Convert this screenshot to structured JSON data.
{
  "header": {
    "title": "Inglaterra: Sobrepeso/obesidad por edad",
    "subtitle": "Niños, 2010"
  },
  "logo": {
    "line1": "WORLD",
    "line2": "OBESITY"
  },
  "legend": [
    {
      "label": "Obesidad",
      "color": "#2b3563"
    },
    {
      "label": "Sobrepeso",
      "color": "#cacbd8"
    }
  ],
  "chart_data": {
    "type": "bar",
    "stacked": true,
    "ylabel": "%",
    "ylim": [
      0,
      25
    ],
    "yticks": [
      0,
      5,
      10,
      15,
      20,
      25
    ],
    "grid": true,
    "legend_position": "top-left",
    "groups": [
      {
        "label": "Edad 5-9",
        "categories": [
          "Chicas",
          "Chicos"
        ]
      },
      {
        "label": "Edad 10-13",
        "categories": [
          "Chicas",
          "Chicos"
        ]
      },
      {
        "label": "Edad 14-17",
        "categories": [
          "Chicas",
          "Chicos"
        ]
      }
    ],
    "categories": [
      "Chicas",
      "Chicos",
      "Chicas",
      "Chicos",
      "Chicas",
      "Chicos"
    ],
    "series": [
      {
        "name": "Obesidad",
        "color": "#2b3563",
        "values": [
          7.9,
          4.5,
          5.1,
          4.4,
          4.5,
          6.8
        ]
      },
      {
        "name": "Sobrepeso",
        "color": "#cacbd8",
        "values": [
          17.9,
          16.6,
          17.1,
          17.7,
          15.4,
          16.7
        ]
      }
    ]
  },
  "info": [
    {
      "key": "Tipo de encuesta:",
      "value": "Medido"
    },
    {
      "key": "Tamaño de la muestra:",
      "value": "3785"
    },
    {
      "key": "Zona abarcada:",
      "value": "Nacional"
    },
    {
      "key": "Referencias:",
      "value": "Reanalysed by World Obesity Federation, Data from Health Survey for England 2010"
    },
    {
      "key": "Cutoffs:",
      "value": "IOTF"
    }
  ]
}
·····
## WRITTEN INSTRUCTION
Every line above should be printed again exactly as it stands.

## TASK RESPONSE
Convert this screenshot to structured JSON data.
{
  "header": {
    "title": "Inglaterra: Sobrepeso/obesidad por edad",
    "subtitle": "Niños, 2010"
  },
  "logo": {
    "line1": "WORLD",
    "line2": "OBESITY"
  },
  "legend": [
    {
      "label": "Obesidad",
      "color": "#2b3563"
    },
    {
      "label": "Sobrepeso",
      "color": "#cacbd8"
    }
  ],
  "chart_data": {
    "type": "bar",
    "stacked": true,
    "ylabel": "%",
    "ylim": [
      0,
      25
    ],
    "yticks": [
      0,
      5,
      10,
      15,
      20,
      25
    ],
    "grid": true,
    "legend_position": "top-left",
    "groups": [
      {
        "label": "Edad 5-9",
        "categories": [
          "Chicas",
          "Chicos"
        ]
      },
      {
        "label": "Edad 10-13",
        "categories": [
          "Chicas",
          "Chicos"
        ]
      },
      {
        "label": "Edad 14-17",
        "categories": [
          "Chicas",
          "Chicos"
        ]
      }
    ],
    "categories": [
      "Chicas",
      "Chicos",
      "Chicas",
      "Chicos",
      "Chicas",
      "Chicos"
    ],
    "series": [
      {
        "name": "Obesidad",
        "color": "#2b3563",
        "values": [
          7.9,
          4.5,
          5.1,
          4.4,
          4.5,
          6.8
        ]
      },
      {
        "name": "Sobrepeso",
        "color": "#cacbd8",
        "values": [
          17.9,
          16.6,
          17.1,
          17.7,
          15.4,
          16.7
        ]
      }
    ]
  },
  "info": [
    {
      "key": "Tipo de encuesta:",
      "value": "Medido"
    },
    {
      "key": "Tamaño de la muestra:",
      "value": "3785"
    },
    {
      "key": "Zona abarcada:",
      "value": "Nacional"
    },
    {
      "key": "Referencias:",
      "value": "Reanalysed by World Obesity Federation, Data from Health Survey for England 2010"
    },
    {
      "key": "Cutoffs:",
      "value": "IOTF"
    }
  ]
}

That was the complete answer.